• _WHAT TO WORK ON_: Reproduce every entry below precisely. Pictures are excluded from the copy.

(begin)

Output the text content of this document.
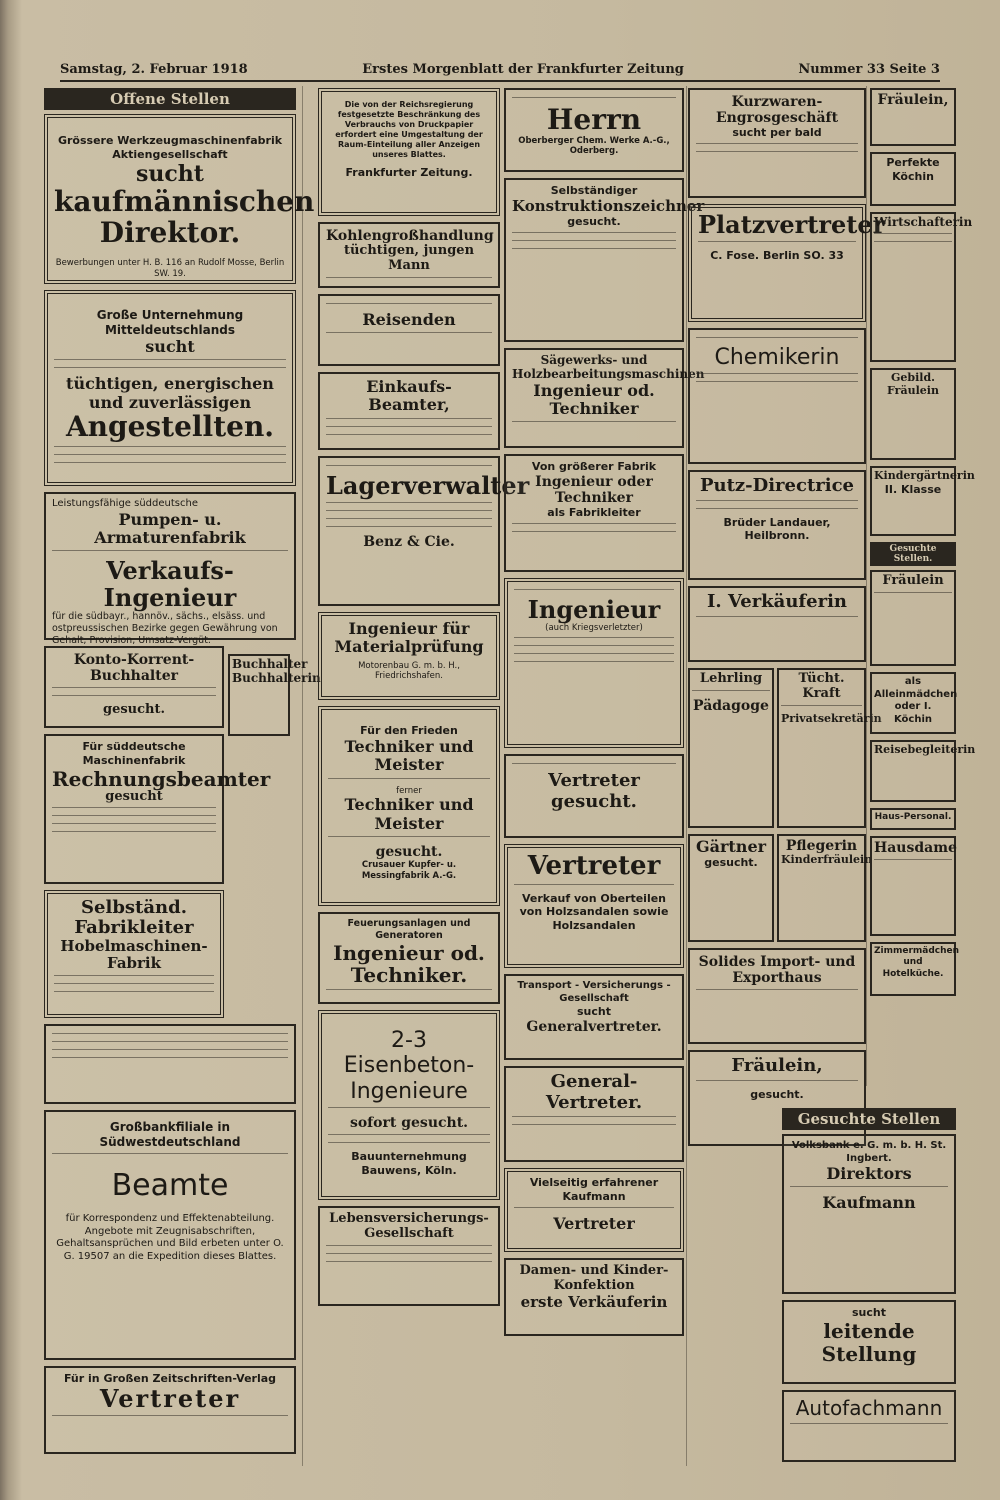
Samstag, 2. Februar 1918	Erstes Morgenblatt der Frankfurter Zeitung	Nummer 33 Seite 3
Offene Stellen
Grössere Werkzeugmaschinenfabrik Aktiengesellschaft
sucht
kaufmännischen Direktor.
Bewerbungen unter H. B. 116 an Rudolf Mosse, Berlin SW. 19.
Große Unternehmung Mitteldeutschlands
sucht
tüchtigen, energischen und zuverlässigen
Angestellten.
Leistungsfähige süddeutsche
Pumpen- u. Armaturenfabrik
Verkaufs-Ingenieur
für die südbayr., hannöv., sächs., elsäss. und ostpreussischen Bezirke gegen Gewährung von Gehalt, Provision, Umsatz-Vergüt.
Konto-Korrent-Buchhalter
gesucht.
Für süddeutsche Maschinenfabrik
Rechnungsbeamter
gesucht
Selbständ. Fabrikleiter
Hobelmaschinen-Fabrik
Großbankfiliale in Südwestdeutschland
Beamte
für Korrespondenz und Effektenabteilung. Angebote mit Zeugnisabschriften, Gehaltsansprüchen und Bild erbeten unter O. G. 19507 an die Expedition dieses Blattes.
Für in Großen Zeitschriften-Verlag
Vertreter
Buchhalter
Buchhalterin
Die von der Reichsregierung festgesetzte Beschränkung des Verbrauchs von Druckpapier erfordert eine Umgestaltung der Raum-Einteilung aller Anzeigen unseres Blattes.
Frankfurter Zeitung.
Kohlengroßhandlung
tüchtigen, jungen Mann
Reisenden
Einkaufs-Beamter,
Lagerverwalter
Benz & Cie.
Ingenieur für Materialprüfung
Motorenbau G. m. b. H., Friedrichshafen.
Für den Frieden
Techniker und Meister
ferner
Techniker und Meister
gesucht.
Crusauer Kupfer- u. Messingfabrik A.-G.
Feuerungsanlagen und Generatoren
Ingenieur od. Techniker.
2-3 Eisenbeton-Ingenieure
sofort gesucht.
Bauunternehmung Bauwens, Köln.
Lebensversicherungs-Gesellschaft
Herrn
Oberberger Chem. Werke A.-G., Oderberg.
Selbständiger
Konstruktionszeichner
gesucht.
Sägewerks- und Holzbearbeitungsmaschinen
Ingenieur od. Techniker
Von größerer Fabrik
Ingenieur oder Techniker
als Fabrikleiter
Ingenieur
(auch Kriegsverletzter)
Vertreter gesucht.
Vertreter
Verkauf von Oberteilen von Holzsandalen sowie Holzsandalen
Transport - Versicherungs - Gesellschaft
sucht
Generalvertreter.
General-Vertreter.
Vielseitig erfahrener Kaufmann
Vertreter
Damen- und Kinder-Konfektion
erste Verkäuferin
Kurzwaren-Engrosgeschäft
sucht per bald
Platzvertreter
C. Fose. Berlin SO. 33
Chemikerin
Putz-Directrice
Brüder Landauer, Heilbronn.
I. Verkäuferin
Lehrling
Pädagoge
Tücht. Kraft
Privatsekretärin
Gärtner
gesucht.
Pflegerin
Kinderfräulein
Solides Import- und Exporthaus
Fräulein,
gesucht.
Fräulein,
Perfekte Köchin
Wirtschafterin
Gebild. Fräulein
Kindergärtnerin
II. Klasse
Gesuchte Stellen.
Fräulein
als Alleinmädchen oder I. Köchin
Reisebegleiterin
Haus-Personal.
Hausdame
Zimmermädchen und Hotelküche.
Gesuchte Stellen
Volksbank e. G. m. b. H. St. Ingbert.
Direktors
Kaufmann
sucht
leitende Stellung
Autofachmann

(end)

• _REPLY_:
Output the text content of this document.
Samstag, 2. Februar 1918	Erstes Morgenblatt der Frankfurter Zeitung	Nummer 33 Seite 3
Offene Stellen
Grössere Werkzeugmaschinenfabrik Aktiengesellschaft
sucht
kaufmännischen Direktor.
Bewerbungen unter H. B. 116 an Rudolf Mosse, Berlin SW. 19.
Große Unternehmung Mitteldeutschlands
sucht
tüchtigen, energischen und zuverlässigen
Angestellten.
Leistungsfähige süddeutsche
Pumpen- u. Armaturenfabrik
Verkaufs-Ingenieur
für die südbayr., hannöv., sächs., elsäss. und ostpreussischen Bezirke gegen Gewährung von Gehalt, Provision, Umsatz-Vergüt.
Konto-Korrent-Buchhalter
gesucht.
Für süddeutsche Maschinenfabrik
Rechnungsbeamter
gesucht
Selbständ. Fabrikleiter
Hobelmaschinen-Fabrik
Großbankfiliale in Südwestdeutschland
Beamte
für Korrespondenz und Effektenabteilung. Angebote mit Zeugnisabschriften, Gehaltsansprüchen und Bild erbeten unter O. G. 19507 an die Expedition dieses Blattes.
Für in Großen Zeitschriften-Verlag
Vertreter
Buchhalter
Buchhalterin
Die von der Reichsregierung festgesetzte Beschränkung des Verbrauchs von Druckpapier erfordert eine Umgestaltung der Raum-Einteilung aller Anzeigen unseres Blattes.
Frankfurter Zeitung.
Kohlengroßhandlung
tüchtigen, jungen Mann
Reisenden
Einkaufs-Beamter,
Lagerverwalter
Benz & Cie.
Ingenieur für Materialprüfung
Motorenbau G. m. b. H., Friedrichshafen.
Für den Frieden
Techniker und Meister
ferner
Techniker und Meister
gesucht.
Crusauer Kupfer- u. Messingfabrik A.-G.
Feuerungsanlagen und Generatoren
Ingenieur od. Techniker.
2-3 Eisenbeton-Ingenieure
sofort gesucht.
Bauunternehmung Bauwens, Köln.
Lebensversicherungs-Gesellschaft
Herrn
Oberberger Chem. Werke A.-G., Oderberg.
Selbständiger
Konstruktionszeichner
gesucht.
Sägewerks- und Holzbearbeitungsmaschinen
Ingenieur od. Techniker
Von größerer Fabrik
Ingenieur oder Techniker
als Fabrikleiter
Ingenieur
(auch Kriegsverletzter)
Vertreter gesucht.
Vertreter
Verkauf von Oberteilen von Holzsandalen sowie Holzsandalen
Transport - Versicherungs - Gesellschaft
sucht
Generalvertreter.
General-Vertreter.
Vielseitig erfahrener Kaufmann
Vertreter
Damen- und Kinder-Konfektion
erste Verkäuferin
Kurzwaren-Engrosgeschäft
sucht per bald
Platzvertreter
C. Fose. Berlin SO. 33
Chemikerin
Putz-Directrice
Brüder Landauer, Heilbronn.
I. Verkäuferin
Lehrling
Pädagoge
Tücht. Kraft
Privatsekretärin
Gärtner
gesucht.
Pflegerin
Kinderfräulein
Solides Import- und Exporthaus
Fräulein,
gesucht.
Fräulein,
Perfekte Köchin
Wirtschafterin
Gebild. Fräulein
Kindergärtnerin
II. Klasse
Gesuchte Stellen.
Fräulein
als Alleinmädchen oder I. Köchin
Reisebegleiterin
Haus-Personal.
Hausdame
Zimmermädchen und Hotelküche.
Gesuchte Stellen
Volksbank e. G. m. b. H. St. Ingbert.
Direktors
Kaufmann
sucht
leitende Stellung
Autofachmann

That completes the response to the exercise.